Extracted records:
----------------

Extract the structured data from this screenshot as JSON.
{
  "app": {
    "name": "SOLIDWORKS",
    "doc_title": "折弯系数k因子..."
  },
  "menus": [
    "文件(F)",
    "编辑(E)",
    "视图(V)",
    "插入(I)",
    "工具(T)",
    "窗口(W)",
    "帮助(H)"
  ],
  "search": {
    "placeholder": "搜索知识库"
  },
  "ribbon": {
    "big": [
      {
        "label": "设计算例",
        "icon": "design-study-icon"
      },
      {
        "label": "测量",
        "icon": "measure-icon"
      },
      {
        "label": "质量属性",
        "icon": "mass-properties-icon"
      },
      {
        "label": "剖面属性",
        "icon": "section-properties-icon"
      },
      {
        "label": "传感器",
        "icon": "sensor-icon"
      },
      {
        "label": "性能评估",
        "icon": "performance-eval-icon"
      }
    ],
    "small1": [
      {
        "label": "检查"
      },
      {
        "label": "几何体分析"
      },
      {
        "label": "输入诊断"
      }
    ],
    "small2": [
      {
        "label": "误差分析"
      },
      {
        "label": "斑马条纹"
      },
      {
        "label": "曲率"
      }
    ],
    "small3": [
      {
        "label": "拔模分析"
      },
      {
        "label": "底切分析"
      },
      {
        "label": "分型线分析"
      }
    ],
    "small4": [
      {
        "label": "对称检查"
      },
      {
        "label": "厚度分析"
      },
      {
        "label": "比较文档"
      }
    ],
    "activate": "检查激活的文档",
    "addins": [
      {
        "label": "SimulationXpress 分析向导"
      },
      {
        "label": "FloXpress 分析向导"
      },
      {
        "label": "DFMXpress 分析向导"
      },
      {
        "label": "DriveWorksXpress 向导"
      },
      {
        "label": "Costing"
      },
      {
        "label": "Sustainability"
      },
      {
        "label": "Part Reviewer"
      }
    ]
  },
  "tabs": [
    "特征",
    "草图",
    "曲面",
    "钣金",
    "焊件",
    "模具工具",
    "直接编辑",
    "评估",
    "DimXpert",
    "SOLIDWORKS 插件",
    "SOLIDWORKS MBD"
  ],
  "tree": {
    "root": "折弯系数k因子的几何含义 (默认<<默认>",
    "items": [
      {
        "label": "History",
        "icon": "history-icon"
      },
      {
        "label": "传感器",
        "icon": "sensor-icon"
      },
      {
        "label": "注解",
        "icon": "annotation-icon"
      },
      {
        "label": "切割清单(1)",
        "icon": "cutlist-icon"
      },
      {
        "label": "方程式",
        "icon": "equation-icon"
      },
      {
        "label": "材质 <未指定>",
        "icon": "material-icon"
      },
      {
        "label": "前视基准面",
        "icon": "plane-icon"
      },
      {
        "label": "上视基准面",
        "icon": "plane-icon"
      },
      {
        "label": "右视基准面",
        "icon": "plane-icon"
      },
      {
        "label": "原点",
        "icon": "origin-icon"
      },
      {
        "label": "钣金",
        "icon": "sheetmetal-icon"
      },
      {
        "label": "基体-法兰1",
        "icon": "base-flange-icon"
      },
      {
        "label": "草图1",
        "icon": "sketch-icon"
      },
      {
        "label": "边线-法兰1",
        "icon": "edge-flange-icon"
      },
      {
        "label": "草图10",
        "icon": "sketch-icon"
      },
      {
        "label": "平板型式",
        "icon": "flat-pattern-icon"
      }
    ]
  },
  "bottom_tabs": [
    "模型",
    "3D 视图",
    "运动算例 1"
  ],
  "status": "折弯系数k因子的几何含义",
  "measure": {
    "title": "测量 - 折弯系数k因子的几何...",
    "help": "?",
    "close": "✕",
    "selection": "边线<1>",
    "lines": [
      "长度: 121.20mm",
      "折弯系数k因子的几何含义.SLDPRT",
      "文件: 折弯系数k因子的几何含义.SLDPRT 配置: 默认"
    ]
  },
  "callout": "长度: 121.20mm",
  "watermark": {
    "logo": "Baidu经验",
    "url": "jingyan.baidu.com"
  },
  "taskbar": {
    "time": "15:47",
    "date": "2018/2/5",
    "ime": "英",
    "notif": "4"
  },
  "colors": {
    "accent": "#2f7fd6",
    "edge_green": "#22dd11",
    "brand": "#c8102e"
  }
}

----------------

- _WHAT TO DO_: Locate the lines above that hold the word "properties". Show every one of them.

- _THE OUTPUT_:
        "icon": "mass-properties-icon"
        "icon": "section-properties-icon"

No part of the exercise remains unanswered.